Given instruction: Leave out the pictures and copy everything else below exactly.

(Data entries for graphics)

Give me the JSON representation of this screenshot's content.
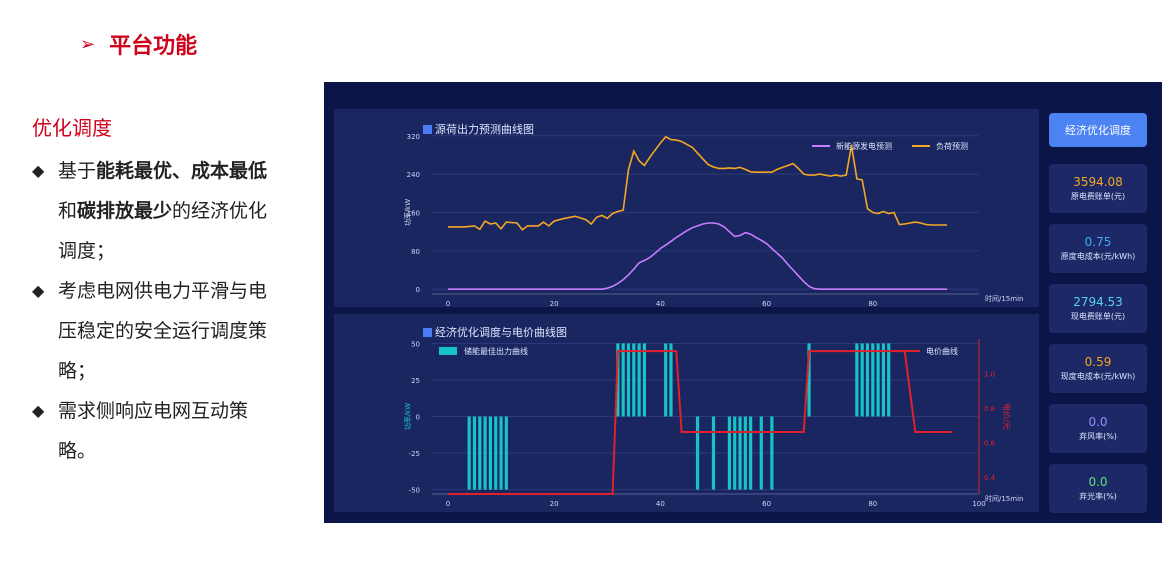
{
  "slide": {
    "title": "平台功能",
    "section_heading": "优化调度",
    "bullet1": {
      "p1": "基于",
      "b1": "能耗最优",
      "s1": "、",
      "b2": "成本最低",
      "p2": "和",
      "b3": "碳排放最少",
      "p3": "的经济优化调度；"
    },
    "bullet2": "考虑电网供电力平滑与电压稳定的安全运行调度策略；",
    "bullet3": "需求侧响应电网互动策略。"
  },
  "dashboard": {
    "button_label": "经济优化调度",
    "cards": [
      {
        "value": "3594.08",
        "label": "原电费账单(元)",
        "color": "#f5a623"
      },
      {
        "value": "0.75",
        "label": "原度电成本(元/kWh)",
        "color": "#3fa9f5"
      },
      {
        "value": "2794.53",
        "label": "现电费账单(元)",
        "color": "#5ad0f5"
      },
      {
        "value": "0.59",
        "label": "现度电成本(元/kWh)",
        "color": "#f5a623"
      },
      {
        "value": "0.0",
        "label": "弃风率(%)",
        "color": "#9b8cff"
      },
      {
        "value": "0.0",
        "label": "弃光率(%)",
        "color": "#5be37a"
      }
    ]
  },
  "chart_data": [
    {
      "type": "line",
      "title": "源荷出力预测曲线图",
      "xlabel": "时间/15min",
      "ylabel": "功率/kW",
      "xlim": [
        -3,
        100
      ],
      "ylim": [
        -10,
        330
      ],
      "xticks": [
        "0",
        "20",
        "40",
        "60",
        "80"
      ],
      "yticks": [
        "0",
        "80",
        "160",
        "240",
        "320"
      ],
      "legend_position": "top-right",
      "series": [
        {
          "name": "新能源发电预测",
          "color": "#c77dff",
          "x": [
            0,
            29,
            30,
            31,
            32,
            33,
            34,
            35,
            36,
            37,
            38,
            39,
            40,
            41,
            42,
            43,
            44,
            45,
            46,
            47,
            48,
            49,
            50,
            51,
            52,
            53,
            54,
            55,
            56,
            57,
            58,
            59,
            60,
            61,
            62,
            63,
            64,
            65,
            66,
            67,
            68,
            69,
            70,
            94
          ],
          "y": [
            0,
            0,
            2,
            6,
            12,
            20,
            30,
            42,
            55,
            60,
            66,
            75,
            85,
            92,
            100,
            108,
            115,
            122,
            128,
            132,
            136,
            138,
            138,
            136,
            130,
            120,
            110,
            112,
            118,
            115,
            108,
            102,
            95,
            85,
            75,
            65,
            52,
            40,
            28,
            16,
            6,
            1,
            0,
            0
          ]
        },
        {
          "name": "负荷预测",
          "color": "#f5a623",
          "x": [
            0,
            3,
            5,
            6,
            7,
            8,
            9,
            10,
            11,
            13,
            14,
            15,
            17,
            18,
            19,
            20,
            22,
            24,
            26,
            27,
            28,
            29,
            30,
            31,
            32,
            33,
            34,
            35,
            36,
            37,
            38,
            39,
            40,
            41,
            42,
            43,
            44,
            45,
            46,
            47,
            48,
            49,
            50,
            51,
            52,
            53,
            54,
            55,
            56,
            57,
            58,
            59,
            60,
            61,
            62,
            63,
            64,
            65,
            66,
            67,
            68,
            69,
            70,
            71,
            72,
            73,
            74,
            75,
            76,
            77,
            78,
            79,
            80,
            81,
            82,
            83,
            84,
            85,
            86,
            87,
            88,
            89,
            90,
            91,
            92,
            93,
            94
          ],
          "y": [
            130,
            130,
            132,
            125,
            142,
            136,
            138,
            126,
            140,
            138,
            124,
            132,
            132,
            140,
            132,
            142,
            148,
            152,
            145,
            136,
            150,
            154,
            148,
            158,
            162,
            165,
            250,
            288,
            268,
            258,
            275,
            290,
            305,
            318,
            312,
            311,
            308,
            302,
            296,
            284,
            272,
            260,
            255,
            252,
            252,
            253,
            252,
            254,
            250,
            245,
            244,
            244,
            244,
            244,
            250,
            254,
            258,
            262,
            252,
            240,
            238,
            238,
            240,
            238,
            236,
            238,
            236,
            238,
            300,
            230,
            228,
            168,
            160,
            158,
            162,
            158,
            160,
            135,
            136,
            138,
            140,
            138,
            135,
            134,
            134,
            134,
            134
          ]
        }
      ]
    },
    {
      "type": "bar",
      "title": "经济优化调度与电价曲线图",
      "xlabel": "时间/15min",
      "ylabel": "功率/kW",
      "y2label": "电价/元",
      "xlim": [
        -3,
        100
      ],
      "ylim": [
        -53,
        53
      ],
      "y2lim": [
        0.3,
        1.2
      ],
      "xticks": [
        "0",
        "20",
        "40",
        "60",
        "80",
        "100"
      ],
      "yticks": [
        "-50",
        "-25",
        "0",
        "25",
        "50"
      ],
      "y2ticks": [
        "0.4",
        "0.6",
        "0.8",
        "1.0"
      ],
      "legend_position": "top-left and top-right",
      "series": [
        {
          "name": "储能最佳出力曲线",
          "type": "bar",
          "color": "#17c3c4",
          "x": [
            4,
            5,
            6,
            7,
            8,
            9,
            10,
            11,
            32,
            33,
            34,
            35,
            36,
            37,
            41,
            42,
            47,
            50,
            53,
            54,
            55,
            56,
            57,
            59,
            61,
            68,
            77,
            78,
            79,
            80,
            81,
            82,
            83
          ],
          "values": [
            -50,
            -50,
            -50,
            -50,
            -50,
            -50,
            -50,
            -50,
            50,
            50,
            50,
            50,
            50,
            50,
            50,
            50,
            -50,
            -50,
            -50,
            -50,
            -50,
            -50,
            -50,
            -50,
            -50,
            50,
            50,
            50,
            50,
            50,
            50,
            50,
            50
          ]
        },
        {
          "name": "电价曲线",
          "type": "line",
          "axis": "right",
          "color": "#e0202a",
          "x": [
            0,
            31,
            32,
            43,
            44,
            67,
            68,
            86,
            88,
            95
          ],
          "y": [
            0.3,
            0.3,
            1.13,
            1.13,
            0.66,
            0.66,
            1.13,
            1.13,
            0.66,
            0.66
          ]
        }
      ]
    }
  ]
}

Output of the task:
Give me the JSON representation of this screenshot's content.
{
  "slide": {
    "title": "平台功能",
    "section_heading": "优化调度",
    "bullet1": {
      "p1": "基于",
      "b1": "能耗最优",
      "s1": "、",
      "b2": "成本最低",
      "p2": "和",
      "b3": "碳排放最少",
      "p3": "的经济优化调度；"
    },
    "bullet2": "考虑电网供电力平滑与电压稳定的安全运行调度策略；",
    "bullet3": "需求侧响应电网互动策略。"
  },
  "dashboard": {
    "button_label": "经济优化调度",
    "cards": [
      {
        "value": "3594.08",
        "label": "原电费账单(元)",
        "color": "#f5a623"
      },
      {
        "value": "0.75",
        "label": "原度电成本(元/kWh)",
        "color": "#3fa9f5"
      },
      {
        "value": "2794.53",
        "label": "现电费账单(元)",
        "color": "#5ad0f5"
      },
      {
        "value": "0.59",
        "label": "现度电成本(元/kWh)",
        "color": "#f5a623"
      },
      {
        "value": "0.0",
        "label": "弃风率(%)",
        "color": "#9b8cff"
      },
      {
        "value": "0.0",
        "label": "弃光率(%)",
        "color": "#5be37a"
      }
    ]
  },
  "chart_data": [
    {
      "type": "line",
      "title": "源荷出力预测曲线图",
      "xlabel": "时间/15min",
      "ylabel": "功率/kW",
      "xlim": [
        -3,
        100
      ],
      "ylim": [
        -10,
        330
      ],
      "xticks": [
        "0",
        "20",
        "40",
        "60",
        "80"
      ],
      "yticks": [
        "0",
        "80",
        "160",
        "240",
        "320"
      ],
      "legend_position": "top-right",
      "series": [
        {
          "name": "新能源发电预测",
          "color": "#c77dff",
          "x": [
            0,
            29,
            30,
            31,
            32,
            33,
            34,
            35,
            36,
            37,
            38,
            39,
            40,
            41,
            42,
            43,
            44,
            45,
            46,
            47,
            48,
            49,
            50,
            51,
            52,
            53,
            54,
            55,
            56,
            57,
            58,
            59,
            60,
            61,
            62,
            63,
            64,
            65,
            66,
            67,
            68,
            69,
            70,
            94
          ],
          "y": [
            0,
            0,
            2,
            6,
            12,
            20,
            30,
            42,
            55,
            60,
            66,
            75,
            85,
            92,
            100,
            108,
            115,
            122,
            128,
            132,
            136,
            138,
            138,
            136,
            130,
            120,
            110,
            112,
            118,
            115,
            108,
            102,
            95,
            85,
            75,
            65,
            52,
            40,
            28,
            16,
            6,
            1,
            0,
            0
          ]
        },
        {
          "name": "负荷预测",
          "color": "#f5a623",
          "x": [
            0,
            3,
            5,
            6,
            7,
            8,
            9,
            10,
            11,
            13,
            14,
            15,
            17,
            18,
            19,
            20,
            22,
            24,
            26,
            27,
            28,
            29,
            30,
            31,
            32,
            33,
            34,
            35,
            36,
            37,
            38,
            39,
            40,
            41,
            42,
            43,
            44,
            45,
            46,
            47,
            48,
            49,
            50,
            51,
            52,
            53,
            54,
            55,
            56,
            57,
            58,
            59,
            60,
            61,
            62,
            63,
            64,
            65,
            66,
            67,
            68,
            69,
            70,
            71,
            72,
            73,
            74,
            75,
            76,
            77,
            78,
            79,
            80,
            81,
            82,
            83,
            84,
            85,
            86,
            87,
            88,
            89,
            90,
            91,
            92,
            93,
            94
          ],
          "y": [
            130,
            130,
            132,
            125,
            142,
            136,
            138,
            126,
            140,
            138,
            124,
            132,
            132,
            140,
            132,
            142,
            148,
            152,
            145,
            136,
            150,
            154,
            148,
            158,
            162,
            165,
            250,
            288,
            268,
            258,
            275,
            290,
            305,
            318,
            312,
            311,
            308,
            302,
            296,
            284,
            272,
            260,
            255,
            252,
            252,
            253,
            252,
            254,
            250,
            245,
            244,
            244,
            244,
            244,
            250,
            254,
            258,
            262,
            252,
            240,
            238,
            238,
            240,
            238,
            236,
            238,
            236,
            238,
            300,
            230,
            228,
            168,
            160,
            158,
            162,
            158,
            160,
            135,
            136,
            138,
            140,
            138,
            135,
            134,
            134,
            134,
            134
          ]
        }
      ]
    },
    {
      "type": "bar",
      "title": "经济优化调度与电价曲线图",
      "xlabel": "时间/15min",
      "ylabel": "功率/kW",
      "y2label": "电价/元",
      "xlim": [
        -3,
        100
      ],
      "ylim": [
        -53,
        53
      ],
      "y2lim": [
        0.3,
        1.2
      ],
      "xticks": [
        "0",
        "20",
        "40",
        "60",
        "80",
        "100"
      ],
      "yticks": [
        "-50",
        "-25",
        "0",
        "25",
        "50"
      ],
      "y2ticks": [
        "0.4",
        "0.6",
        "0.8",
        "1.0"
      ],
      "legend_position": "top-left and top-right",
      "series": [
        {
          "name": "储能最佳出力曲线",
          "type": "bar",
          "color": "#17c3c4",
          "x": [
            4,
            5,
            6,
            7,
            8,
            9,
            10,
            11,
            32,
            33,
            34,
            35,
            36,
            37,
            41,
            42,
            47,
            50,
            53,
            54,
            55,
            56,
            57,
            59,
            61,
            68,
            77,
            78,
            79,
            80,
            81,
            82,
            83
          ],
          "values": [
            -50,
            -50,
            -50,
            -50,
            -50,
            -50,
            -50,
            -50,
            50,
            50,
            50,
            50,
            50,
            50,
            50,
            50,
            -50,
            -50,
            -50,
            -50,
            -50,
            -50,
            -50,
            -50,
            -50,
            50,
            50,
            50,
            50,
            50,
            50,
            50,
            50
          ]
        },
        {
          "name": "电价曲线",
          "type": "line",
          "axis": "right",
          "color": "#e0202a",
          "x": [
            0,
            31,
            32,
            43,
            44,
            67,
            68,
            86,
            88,
            95
          ],
          "y": [
            0.3,
            0.3,
            1.13,
            1.13,
            0.66,
            0.66,
            1.13,
            1.13,
            0.66,
            0.66
          ]
        }
      ]
    }
  ]
}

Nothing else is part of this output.